-- Start Records for this exercise --

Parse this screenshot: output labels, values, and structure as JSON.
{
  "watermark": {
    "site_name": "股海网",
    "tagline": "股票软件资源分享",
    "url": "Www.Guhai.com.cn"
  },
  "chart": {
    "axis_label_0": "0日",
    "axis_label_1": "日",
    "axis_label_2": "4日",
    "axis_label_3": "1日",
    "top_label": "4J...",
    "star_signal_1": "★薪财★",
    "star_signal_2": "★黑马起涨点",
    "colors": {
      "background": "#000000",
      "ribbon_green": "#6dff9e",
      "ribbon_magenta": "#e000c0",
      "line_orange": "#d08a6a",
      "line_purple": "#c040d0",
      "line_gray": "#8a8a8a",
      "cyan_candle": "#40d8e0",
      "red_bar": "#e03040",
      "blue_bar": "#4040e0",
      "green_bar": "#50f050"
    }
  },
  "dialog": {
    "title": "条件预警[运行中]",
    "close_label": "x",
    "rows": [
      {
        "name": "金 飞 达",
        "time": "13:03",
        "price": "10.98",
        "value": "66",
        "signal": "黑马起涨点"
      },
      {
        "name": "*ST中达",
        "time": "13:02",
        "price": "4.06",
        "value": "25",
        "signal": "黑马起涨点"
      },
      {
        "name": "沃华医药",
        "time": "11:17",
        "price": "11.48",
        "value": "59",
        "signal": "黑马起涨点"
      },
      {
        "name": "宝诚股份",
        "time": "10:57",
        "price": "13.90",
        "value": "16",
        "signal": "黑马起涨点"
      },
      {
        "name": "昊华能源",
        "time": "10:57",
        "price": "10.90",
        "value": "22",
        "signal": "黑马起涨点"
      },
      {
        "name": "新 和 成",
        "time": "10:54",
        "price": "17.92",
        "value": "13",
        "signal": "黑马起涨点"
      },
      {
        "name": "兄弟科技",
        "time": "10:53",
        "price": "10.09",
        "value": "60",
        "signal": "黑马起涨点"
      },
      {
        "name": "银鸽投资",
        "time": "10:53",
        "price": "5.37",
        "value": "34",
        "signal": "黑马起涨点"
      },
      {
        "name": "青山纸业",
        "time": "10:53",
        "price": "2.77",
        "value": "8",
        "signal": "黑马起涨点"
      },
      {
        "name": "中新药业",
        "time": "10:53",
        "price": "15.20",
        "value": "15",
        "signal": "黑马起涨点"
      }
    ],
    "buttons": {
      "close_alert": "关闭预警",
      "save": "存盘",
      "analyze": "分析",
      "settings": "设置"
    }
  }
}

-- End Records for this exercise --

» Work required:
Reproduce each entry from the records above, character for character.

» Solution for this exercise:
Parse this screenshot: output labels, values, and structure as JSON.
{
  "watermark": {
    "site_name": "股海网",
    "tagline": "股票软件资源分享",
    "url": "Www.Guhai.com.cn"
  },
  "chart": {
    "axis_label_0": "0日",
    "axis_label_1": "日",
    "axis_label_2": "4日",
    "axis_label_3": "1日",
    "top_label": "4J...",
    "star_signal_1": "★薪财★",
    "star_signal_2": "★黑马起涨点",
    "colors": {
      "background": "#000000",
      "ribbon_green": "#6dff9e",
      "ribbon_magenta": "#e000c0",
      "line_orange": "#d08a6a",
      "line_purple": "#c040d0",
      "line_gray": "#8a8a8a",
      "cyan_candle": "#40d8e0",
      "red_bar": "#e03040",
      "blue_bar": "#4040e0",
      "green_bar": "#50f050"
    }
  },
  "dialog": {
    "title": "条件预警[运行中]",
    "close_label": "x",
    "rows": [
      {
        "name": "金 飞 达",
        "time": "13:03",
        "price": "10.98",
        "value": "66",
        "signal": "黑马起涨点"
      },
      {
        "name": "*ST中达",
        "time": "13:02",
        "price": "4.06",
        "value": "25",
        "signal": "黑马起涨点"
      },
      {
        "name": "沃华医药",
        "time": "11:17",
        "price": "11.48",
        "value": "59",
        "signal": "黑马起涨点"
      },
      {
        "name": "宝诚股份",
        "time": "10:57",
        "price": "13.90",
        "value": "16",
        "signal": "黑马起涨点"
      },
      {
        "name": "昊华能源",
        "time": "10:57",
        "price": "10.90",
        "value": "22",
        "signal": "黑马起涨点"
      },
      {
        "name": "新 和 成",
        "time": "10:54",
        "price": "17.92",
        "value": "13",
        "signal": "黑马起涨点"
      },
      {
        "name": "兄弟科技",
        "time": "10:53",
        "price": "10.09",
        "value": "60",
        "signal": "黑马起涨点"
      },
      {
        "name": "银鸽投资",
        "time": "10:53",
        "price": "5.37",
        "value": "34",
        "signal": "黑马起涨点"
      },
      {
        "name": "青山纸业",
        "time": "10:53",
        "price": "2.77",
        "value": "8",
        "signal": "黑马起涨点"
      },
      {
        "name": "中新药业",
        "time": "10:53",
        "price": "15.20",
        "value": "15",
        "signal": "黑马起涨点"
      }
    ],
    "buttons": {
      "close_alert": "关闭预警",
      "save": "存盘",
      "analyze": "分析",
      "settings": "设置"
    }
  }
}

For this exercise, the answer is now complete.